Problem to solve |
State how many lines include "และพ", giving the number by itself.

Input rows |
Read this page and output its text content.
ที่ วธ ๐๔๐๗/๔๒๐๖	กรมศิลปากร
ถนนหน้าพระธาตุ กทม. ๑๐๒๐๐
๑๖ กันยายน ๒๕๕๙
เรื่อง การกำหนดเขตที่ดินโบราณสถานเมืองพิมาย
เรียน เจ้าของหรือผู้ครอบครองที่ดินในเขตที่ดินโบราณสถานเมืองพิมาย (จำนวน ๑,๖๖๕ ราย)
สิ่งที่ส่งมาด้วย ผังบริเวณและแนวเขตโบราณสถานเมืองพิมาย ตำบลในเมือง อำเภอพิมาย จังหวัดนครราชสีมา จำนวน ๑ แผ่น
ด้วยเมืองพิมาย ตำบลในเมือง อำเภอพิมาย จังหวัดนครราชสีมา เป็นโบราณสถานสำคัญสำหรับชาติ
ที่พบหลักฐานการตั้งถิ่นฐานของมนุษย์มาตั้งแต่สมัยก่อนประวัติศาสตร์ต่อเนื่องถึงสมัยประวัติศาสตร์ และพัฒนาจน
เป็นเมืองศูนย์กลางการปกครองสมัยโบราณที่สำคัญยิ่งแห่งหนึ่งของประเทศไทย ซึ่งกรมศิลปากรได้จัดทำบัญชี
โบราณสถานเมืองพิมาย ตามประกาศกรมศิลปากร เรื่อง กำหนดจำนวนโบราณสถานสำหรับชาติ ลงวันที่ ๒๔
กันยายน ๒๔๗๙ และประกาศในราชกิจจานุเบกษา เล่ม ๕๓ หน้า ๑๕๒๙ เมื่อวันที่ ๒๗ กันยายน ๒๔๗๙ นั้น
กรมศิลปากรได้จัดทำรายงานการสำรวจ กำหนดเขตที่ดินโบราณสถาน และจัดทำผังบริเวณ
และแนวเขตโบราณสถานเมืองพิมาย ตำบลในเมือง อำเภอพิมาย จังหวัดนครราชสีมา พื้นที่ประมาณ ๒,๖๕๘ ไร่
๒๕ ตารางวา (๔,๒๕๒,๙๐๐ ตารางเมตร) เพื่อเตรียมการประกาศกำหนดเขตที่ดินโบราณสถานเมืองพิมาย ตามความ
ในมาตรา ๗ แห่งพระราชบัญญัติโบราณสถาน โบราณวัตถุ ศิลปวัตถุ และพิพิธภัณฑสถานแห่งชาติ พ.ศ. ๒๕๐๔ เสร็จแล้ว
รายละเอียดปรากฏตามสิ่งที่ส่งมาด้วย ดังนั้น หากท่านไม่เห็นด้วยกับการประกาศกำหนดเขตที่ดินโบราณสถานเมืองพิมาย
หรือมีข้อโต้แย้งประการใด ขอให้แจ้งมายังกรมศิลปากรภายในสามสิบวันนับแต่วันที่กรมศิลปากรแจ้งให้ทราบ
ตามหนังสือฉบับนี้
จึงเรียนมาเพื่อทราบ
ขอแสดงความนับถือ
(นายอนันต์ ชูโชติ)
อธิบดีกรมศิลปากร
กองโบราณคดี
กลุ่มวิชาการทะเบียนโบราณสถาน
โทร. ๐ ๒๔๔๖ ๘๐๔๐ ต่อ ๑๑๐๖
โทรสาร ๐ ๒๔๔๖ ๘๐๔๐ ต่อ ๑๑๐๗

Response to the task |
2